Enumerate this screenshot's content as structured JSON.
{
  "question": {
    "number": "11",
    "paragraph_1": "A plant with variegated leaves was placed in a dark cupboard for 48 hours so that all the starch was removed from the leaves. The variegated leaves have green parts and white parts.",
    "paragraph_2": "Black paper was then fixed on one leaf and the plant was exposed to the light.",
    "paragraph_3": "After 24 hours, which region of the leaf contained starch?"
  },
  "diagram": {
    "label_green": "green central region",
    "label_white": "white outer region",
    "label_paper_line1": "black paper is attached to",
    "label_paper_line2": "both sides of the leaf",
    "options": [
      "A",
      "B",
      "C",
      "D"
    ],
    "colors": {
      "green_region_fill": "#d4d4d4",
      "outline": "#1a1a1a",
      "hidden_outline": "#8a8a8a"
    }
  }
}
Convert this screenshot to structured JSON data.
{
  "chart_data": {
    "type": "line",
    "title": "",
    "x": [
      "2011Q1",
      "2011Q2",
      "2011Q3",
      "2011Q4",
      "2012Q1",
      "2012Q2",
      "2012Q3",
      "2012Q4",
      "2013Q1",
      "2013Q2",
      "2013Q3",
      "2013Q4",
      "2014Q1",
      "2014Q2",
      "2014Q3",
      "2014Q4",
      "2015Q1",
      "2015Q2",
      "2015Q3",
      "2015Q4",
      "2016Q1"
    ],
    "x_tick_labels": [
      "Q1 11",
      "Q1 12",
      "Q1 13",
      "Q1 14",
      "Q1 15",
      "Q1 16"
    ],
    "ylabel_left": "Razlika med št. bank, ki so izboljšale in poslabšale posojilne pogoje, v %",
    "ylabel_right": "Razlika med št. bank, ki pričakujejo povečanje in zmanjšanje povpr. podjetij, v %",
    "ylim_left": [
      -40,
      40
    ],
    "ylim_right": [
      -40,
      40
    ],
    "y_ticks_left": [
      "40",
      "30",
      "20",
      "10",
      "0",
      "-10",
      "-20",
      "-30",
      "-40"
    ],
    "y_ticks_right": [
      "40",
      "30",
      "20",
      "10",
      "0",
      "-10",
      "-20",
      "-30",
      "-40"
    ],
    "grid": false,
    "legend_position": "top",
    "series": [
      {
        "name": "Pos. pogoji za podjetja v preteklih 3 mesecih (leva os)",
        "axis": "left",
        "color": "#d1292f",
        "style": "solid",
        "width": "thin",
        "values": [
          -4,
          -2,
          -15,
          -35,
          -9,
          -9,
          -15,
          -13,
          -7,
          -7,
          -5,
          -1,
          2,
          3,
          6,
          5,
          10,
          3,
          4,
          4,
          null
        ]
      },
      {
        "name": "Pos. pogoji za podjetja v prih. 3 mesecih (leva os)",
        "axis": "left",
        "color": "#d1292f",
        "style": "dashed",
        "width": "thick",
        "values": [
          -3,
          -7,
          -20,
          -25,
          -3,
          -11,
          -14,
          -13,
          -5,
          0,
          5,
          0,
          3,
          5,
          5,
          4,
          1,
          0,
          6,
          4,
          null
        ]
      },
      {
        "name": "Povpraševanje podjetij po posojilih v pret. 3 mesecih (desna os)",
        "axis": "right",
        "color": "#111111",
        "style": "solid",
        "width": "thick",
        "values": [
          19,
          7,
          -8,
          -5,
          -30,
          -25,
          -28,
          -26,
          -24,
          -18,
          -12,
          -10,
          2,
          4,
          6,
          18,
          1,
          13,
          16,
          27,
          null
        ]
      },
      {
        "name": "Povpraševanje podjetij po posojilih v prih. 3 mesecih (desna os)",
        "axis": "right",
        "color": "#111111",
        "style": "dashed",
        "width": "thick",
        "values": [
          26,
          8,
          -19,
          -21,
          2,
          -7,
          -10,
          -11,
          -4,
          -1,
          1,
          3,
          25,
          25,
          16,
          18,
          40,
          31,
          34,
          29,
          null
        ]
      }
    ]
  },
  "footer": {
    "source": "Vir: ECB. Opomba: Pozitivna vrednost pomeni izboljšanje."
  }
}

━━━━━━━━━━━━━━━━━━━━━━━━━━━━━━

# [Aim of the task]
Go through the listing above and restate it word for word.

# [Reply]
Enumerate this screenshot's content as structured JSON.
{
  "question": {
    "number": "11",
    "paragraph_1": "A plant with variegated leaves was placed in a dark cupboard for 48 hours so that all the starch was removed from the leaves. The variegated leaves have green parts and white parts.",
    "paragraph_2": "Black paper was then fixed on one leaf and the plant was exposed to the light.",
    "paragraph_3": "After 24 hours, which region of the leaf contained starch?"
  },
  "diagram": {
    "label_green": "green central region",
    "label_white": "white outer region",
    "label_paper_line1": "black paper is attached to",
    "label_paper_line2": "both sides of the leaf",
    "options": [
      "A",
      "B",
      "C",
      "D"
    ],
    "colors": {
      "green_region_fill": "#d4d4d4",
      "outline": "#1a1a1a",
      "hidden_outline": "#8a8a8a"
    }
  }
}
Convert this screenshot to structured JSON data.
{
  "chart_data": {
    "type": "line",
    "title": "",
    "x": [
      "2011Q1",
      "2011Q2",
      "2011Q3",
      "2011Q4",
      "2012Q1",
      "2012Q2",
      "2012Q3",
      "2012Q4",
      "2013Q1",
      "2013Q2",
      "2013Q3",
      "2013Q4",
      "2014Q1",
      "2014Q2",
      "2014Q3",
      "2014Q4",
      "2015Q1",
      "2015Q2",
      "2015Q3",
      "2015Q4",
      "2016Q1"
    ],
    "x_tick_labels": [
      "Q1 11",
      "Q1 12",
      "Q1 13",
      "Q1 14",
      "Q1 15",
      "Q1 16"
    ],
    "ylabel_left": "Razlika med št. bank, ki so izboljšale in poslabšale posojilne pogoje, v %",
    "ylabel_right": "Razlika med št. bank, ki pričakujejo povečanje in zmanjšanje povpr. podjetij, v %",
    "ylim_left": [
      -40,
      40
    ],
    "ylim_right": [
      -40,
      40
    ],
    "y_ticks_left": [
      "40",
      "30",
      "20",
      "10",
      "0",
      "-10",
      "-20",
      "-30",
      "-40"
    ],
    "y_ticks_right": [
      "40",
      "30",
      "20",
      "10",
      "0",
      "-10",
      "-20",
      "-30",
      "-40"
    ],
    "grid": false,
    "legend_position": "top",
    "series": [
      {
        "name": "Pos. pogoji za podjetja v preteklih 3 mesecih (leva os)",
        "axis": "left",
        "color": "#d1292f",
        "style": "solid",
        "width": "thin",
        "values": [
          -4,
          -2,
          -15,
          -35,
          -9,
          -9,
          -15,
          -13,
          -7,
          -7,
          -5,
          -1,
          2,
          3,
          6,
          5,
          10,
          3,
          4,
          4,
          null
        ]
      },
      {
        "name": "Pos. pogoji za podjetja v prih. 3 mesecih (leva os)",
        "axis": "left",
        "color": "#d1292f",
        "style": "dashed",
        "width": "thick",
        "values": [
          -3,
          -7,
          -20,
          -25,
          -3,
          -11,
          -14,
          -13,
          -5,
          0,
          5,
          0,
          3,
          5,
          5,
          4,
          1,
          0,
          6,
          4,
          null
        ]
      },
      {
        "name": "Povpraševanje podjetij po posojilih v pret. 3 mesecih (desna os)",
        "axis": "right",
        "color": "#111111",
        "style": "solid",
        "width": "thick",
        "values": [
          19,
          7,
          -8,
          -5,
          -30,
          -25,
          -28,
          -26,
          -24,
          -18,
          -12,
          -10,
          2,
          4,
          6,
          18,
          1,
          13,
          16,
          27,
          null
        ]
      },
      {
        "name": "Povpraševanje podjetij po posojilih v prih. 3 mesecih (desna os)",
        "axis": "right",
        "color": "#111111",
        "style": "dashed",
        "width": "thick",
        "values": [
          26,
          8,
          -19,
          -21,
          2,
          -7,
          -10,
          -11,
          -4,
          -1,
          1,
          3,
          25,
          25,
          16,
          18,
          40,
          31,
          34,
          29,
          null
        ]
      }
    ]
  },
  "footer": {
    "source": "Vir: ECB. Opomba: Pozitivna vrednost pomeni izboljšanje."
  }
}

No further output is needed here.